Task instructions> Collect the lines of the entries where "βήματα" shows up.

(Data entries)
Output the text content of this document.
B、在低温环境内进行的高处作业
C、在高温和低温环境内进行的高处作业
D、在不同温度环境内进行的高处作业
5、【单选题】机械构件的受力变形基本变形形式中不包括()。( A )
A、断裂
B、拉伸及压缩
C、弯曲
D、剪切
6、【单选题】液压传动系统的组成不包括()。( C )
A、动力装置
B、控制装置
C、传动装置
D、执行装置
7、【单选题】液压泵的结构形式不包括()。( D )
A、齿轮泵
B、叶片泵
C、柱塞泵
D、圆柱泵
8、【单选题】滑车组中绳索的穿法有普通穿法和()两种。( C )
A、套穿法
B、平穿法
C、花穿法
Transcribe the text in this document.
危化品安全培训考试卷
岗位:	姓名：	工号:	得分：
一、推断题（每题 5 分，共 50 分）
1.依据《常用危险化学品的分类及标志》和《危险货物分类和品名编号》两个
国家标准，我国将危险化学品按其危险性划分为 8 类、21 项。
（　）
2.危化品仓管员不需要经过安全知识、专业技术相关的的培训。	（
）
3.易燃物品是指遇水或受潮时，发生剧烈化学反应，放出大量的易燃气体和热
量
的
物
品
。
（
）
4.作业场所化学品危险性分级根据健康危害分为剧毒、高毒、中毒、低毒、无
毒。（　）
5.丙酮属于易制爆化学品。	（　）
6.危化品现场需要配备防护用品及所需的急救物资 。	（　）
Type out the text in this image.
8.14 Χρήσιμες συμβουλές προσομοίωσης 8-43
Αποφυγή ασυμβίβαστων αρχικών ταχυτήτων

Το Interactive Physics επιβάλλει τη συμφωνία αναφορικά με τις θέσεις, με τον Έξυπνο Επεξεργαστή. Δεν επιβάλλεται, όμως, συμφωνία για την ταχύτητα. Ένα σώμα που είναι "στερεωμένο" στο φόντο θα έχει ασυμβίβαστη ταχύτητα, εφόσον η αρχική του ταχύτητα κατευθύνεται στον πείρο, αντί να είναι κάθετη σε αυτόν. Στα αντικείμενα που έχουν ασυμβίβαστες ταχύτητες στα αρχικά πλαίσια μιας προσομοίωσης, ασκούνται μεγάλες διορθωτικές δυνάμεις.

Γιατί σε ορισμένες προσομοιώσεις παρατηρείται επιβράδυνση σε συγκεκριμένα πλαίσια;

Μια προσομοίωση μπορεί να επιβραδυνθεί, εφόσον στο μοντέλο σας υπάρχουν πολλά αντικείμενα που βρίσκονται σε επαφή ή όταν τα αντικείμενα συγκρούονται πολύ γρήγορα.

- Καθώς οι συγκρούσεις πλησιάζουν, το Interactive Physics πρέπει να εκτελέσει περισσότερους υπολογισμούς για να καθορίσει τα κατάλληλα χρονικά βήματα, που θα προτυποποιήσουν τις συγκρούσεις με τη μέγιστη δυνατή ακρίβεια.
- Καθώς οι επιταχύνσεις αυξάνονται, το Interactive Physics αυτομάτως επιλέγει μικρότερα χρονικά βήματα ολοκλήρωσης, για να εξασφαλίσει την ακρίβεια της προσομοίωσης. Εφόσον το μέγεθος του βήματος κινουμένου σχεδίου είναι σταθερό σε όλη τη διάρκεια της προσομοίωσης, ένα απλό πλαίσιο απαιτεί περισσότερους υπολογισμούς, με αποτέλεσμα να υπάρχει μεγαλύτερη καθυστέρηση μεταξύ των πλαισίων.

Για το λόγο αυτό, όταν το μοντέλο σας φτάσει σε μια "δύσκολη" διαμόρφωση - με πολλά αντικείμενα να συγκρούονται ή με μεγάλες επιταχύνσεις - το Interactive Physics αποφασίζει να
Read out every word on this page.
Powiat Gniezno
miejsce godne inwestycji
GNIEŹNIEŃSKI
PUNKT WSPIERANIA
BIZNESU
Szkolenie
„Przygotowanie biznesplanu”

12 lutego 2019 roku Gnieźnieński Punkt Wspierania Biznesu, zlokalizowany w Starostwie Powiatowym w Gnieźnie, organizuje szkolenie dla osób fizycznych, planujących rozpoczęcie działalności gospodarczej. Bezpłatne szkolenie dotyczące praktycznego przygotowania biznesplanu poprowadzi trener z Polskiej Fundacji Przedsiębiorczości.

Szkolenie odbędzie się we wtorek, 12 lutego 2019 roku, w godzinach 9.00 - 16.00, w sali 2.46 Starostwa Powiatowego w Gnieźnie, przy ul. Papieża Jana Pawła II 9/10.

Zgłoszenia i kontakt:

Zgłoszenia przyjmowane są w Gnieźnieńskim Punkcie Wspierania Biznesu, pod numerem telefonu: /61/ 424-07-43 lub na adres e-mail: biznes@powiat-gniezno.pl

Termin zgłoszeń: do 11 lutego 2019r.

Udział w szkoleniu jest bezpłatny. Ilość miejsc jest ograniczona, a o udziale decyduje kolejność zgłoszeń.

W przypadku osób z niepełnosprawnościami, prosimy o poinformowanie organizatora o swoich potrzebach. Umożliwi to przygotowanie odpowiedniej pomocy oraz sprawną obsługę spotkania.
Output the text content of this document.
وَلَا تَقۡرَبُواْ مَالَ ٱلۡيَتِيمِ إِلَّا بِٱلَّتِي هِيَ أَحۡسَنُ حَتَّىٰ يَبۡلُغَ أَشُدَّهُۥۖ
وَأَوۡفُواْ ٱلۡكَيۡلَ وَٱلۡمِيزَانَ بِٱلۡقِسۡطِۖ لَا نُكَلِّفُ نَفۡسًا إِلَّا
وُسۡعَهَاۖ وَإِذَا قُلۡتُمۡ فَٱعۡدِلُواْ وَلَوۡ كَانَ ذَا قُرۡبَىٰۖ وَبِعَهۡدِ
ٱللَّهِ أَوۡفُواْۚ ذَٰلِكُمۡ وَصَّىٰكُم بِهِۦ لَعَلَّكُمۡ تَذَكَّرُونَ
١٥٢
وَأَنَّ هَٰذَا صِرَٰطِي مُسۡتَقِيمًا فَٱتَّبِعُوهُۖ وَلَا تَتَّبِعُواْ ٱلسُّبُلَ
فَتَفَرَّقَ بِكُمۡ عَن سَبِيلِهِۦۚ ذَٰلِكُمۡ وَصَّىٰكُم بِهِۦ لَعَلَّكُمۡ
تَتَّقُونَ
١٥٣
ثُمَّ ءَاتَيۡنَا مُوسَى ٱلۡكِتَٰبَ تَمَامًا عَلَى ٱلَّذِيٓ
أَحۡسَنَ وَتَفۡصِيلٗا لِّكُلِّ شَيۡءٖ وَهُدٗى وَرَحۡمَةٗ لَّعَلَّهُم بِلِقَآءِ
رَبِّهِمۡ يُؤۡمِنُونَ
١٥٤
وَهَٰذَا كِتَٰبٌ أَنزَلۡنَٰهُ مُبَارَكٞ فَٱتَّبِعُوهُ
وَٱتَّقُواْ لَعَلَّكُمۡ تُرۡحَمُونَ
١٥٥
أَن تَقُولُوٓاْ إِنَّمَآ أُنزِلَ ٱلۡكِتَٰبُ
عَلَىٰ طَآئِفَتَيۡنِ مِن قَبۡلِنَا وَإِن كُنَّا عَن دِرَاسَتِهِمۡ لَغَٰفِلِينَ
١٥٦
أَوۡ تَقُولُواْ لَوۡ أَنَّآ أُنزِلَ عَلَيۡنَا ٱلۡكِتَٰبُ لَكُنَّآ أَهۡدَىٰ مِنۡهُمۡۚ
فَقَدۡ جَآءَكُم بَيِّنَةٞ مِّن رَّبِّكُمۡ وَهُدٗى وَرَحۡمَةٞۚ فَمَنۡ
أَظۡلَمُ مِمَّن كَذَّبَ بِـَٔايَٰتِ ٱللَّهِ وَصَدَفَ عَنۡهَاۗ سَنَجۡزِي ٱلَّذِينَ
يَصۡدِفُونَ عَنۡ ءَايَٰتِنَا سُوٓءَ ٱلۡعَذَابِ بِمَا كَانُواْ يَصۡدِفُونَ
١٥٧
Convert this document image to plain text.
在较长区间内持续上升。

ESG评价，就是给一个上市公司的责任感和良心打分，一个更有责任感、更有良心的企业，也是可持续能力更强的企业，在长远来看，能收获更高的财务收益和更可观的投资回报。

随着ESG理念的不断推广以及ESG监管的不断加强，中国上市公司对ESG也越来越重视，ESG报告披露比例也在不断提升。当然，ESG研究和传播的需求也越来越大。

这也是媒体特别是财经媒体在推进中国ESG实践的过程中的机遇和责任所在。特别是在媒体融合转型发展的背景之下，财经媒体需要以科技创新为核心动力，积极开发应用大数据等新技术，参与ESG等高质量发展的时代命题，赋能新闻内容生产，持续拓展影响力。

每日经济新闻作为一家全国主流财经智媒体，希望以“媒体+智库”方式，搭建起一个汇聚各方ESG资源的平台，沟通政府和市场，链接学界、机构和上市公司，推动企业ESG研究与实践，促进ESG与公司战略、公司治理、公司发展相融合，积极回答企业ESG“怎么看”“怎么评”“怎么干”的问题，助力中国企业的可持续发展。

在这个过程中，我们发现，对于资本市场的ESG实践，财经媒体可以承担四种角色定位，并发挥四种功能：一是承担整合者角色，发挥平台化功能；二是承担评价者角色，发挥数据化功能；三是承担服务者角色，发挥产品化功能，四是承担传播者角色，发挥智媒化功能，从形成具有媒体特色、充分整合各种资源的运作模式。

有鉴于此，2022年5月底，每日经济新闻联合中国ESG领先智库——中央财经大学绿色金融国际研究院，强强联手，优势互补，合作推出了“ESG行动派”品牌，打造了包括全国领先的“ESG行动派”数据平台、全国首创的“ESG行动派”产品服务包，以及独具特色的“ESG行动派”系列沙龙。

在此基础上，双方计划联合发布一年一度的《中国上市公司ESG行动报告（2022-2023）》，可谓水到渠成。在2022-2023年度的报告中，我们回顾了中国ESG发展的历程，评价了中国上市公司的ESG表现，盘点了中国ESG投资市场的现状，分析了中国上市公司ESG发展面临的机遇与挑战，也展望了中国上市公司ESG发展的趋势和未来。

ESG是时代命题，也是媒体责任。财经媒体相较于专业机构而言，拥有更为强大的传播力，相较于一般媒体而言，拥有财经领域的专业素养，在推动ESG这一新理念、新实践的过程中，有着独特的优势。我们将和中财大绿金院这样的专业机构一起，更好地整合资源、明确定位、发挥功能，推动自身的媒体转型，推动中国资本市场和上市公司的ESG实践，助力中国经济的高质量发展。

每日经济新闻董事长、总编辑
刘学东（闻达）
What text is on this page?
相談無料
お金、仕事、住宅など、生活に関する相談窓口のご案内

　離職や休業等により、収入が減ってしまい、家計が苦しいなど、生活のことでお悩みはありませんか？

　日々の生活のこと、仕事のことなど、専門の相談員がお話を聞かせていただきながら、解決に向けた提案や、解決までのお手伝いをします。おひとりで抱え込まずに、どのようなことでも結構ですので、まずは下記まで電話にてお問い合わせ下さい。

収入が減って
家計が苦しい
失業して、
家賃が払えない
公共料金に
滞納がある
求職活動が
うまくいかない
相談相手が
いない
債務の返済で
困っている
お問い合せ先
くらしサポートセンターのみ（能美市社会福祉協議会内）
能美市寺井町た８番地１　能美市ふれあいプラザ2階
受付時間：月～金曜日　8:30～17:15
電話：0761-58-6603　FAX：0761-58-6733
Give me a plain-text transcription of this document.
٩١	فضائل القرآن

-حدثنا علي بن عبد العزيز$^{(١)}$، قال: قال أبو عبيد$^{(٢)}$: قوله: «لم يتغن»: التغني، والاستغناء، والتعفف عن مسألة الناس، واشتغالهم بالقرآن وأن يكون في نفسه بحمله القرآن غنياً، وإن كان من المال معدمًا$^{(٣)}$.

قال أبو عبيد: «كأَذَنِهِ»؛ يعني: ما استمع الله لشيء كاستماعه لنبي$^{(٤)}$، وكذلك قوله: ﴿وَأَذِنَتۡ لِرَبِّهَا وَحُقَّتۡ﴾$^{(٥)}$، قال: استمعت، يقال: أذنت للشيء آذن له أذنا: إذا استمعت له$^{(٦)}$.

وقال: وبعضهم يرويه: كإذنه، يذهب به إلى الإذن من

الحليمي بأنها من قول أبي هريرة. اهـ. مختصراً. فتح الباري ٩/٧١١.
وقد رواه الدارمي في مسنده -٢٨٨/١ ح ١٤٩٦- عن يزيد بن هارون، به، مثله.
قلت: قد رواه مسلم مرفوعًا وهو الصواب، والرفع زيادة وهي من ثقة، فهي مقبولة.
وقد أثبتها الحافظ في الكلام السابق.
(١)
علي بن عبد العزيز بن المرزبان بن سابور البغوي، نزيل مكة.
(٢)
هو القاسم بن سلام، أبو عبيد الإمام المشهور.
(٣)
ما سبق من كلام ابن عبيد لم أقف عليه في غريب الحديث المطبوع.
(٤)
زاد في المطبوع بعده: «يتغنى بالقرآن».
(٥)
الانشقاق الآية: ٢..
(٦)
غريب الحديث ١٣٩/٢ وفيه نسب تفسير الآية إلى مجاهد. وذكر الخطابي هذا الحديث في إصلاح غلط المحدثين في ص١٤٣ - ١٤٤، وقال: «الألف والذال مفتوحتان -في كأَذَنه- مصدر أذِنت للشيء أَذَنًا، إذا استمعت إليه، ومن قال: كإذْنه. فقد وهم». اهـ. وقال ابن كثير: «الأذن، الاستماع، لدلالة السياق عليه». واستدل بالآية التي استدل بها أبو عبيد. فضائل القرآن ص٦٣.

Task output>
- Καθώς οι συγκρούσεις πλησιάζουν, το Interactive Physics πρέπει να εκτελέσει περισσότερους υπολογισμούς για να καθορίσει τα κατάλληλα χρονικά βήματα, που θα προτυποποιήσουν τις συγκρούσεις με τη μέγιστη δυνατή ακρίβεια.
- Καθώς οι επιταχύνσεις αυξάνονται, το Interactive Physics αυτομάτως επιλέγει μικρότερα χρονικά βήματα ολοκλήρωσης, για να εξασφαλίσει την ακρίβεια της προσομοίωσης. Εφόσον το μέγεθος του βήματος κινουμένου σχεδίου είναι σταθερό σε όλη τη διάρκεια της προσομοίωσης, ένα απλό πλαίσιο απαιτεί περισσότερους υπολογισμούς, με αποτέλεσμα να υπάρχει μεγαλύτερη καθυστέρηση μεταξύ των πλαισίων.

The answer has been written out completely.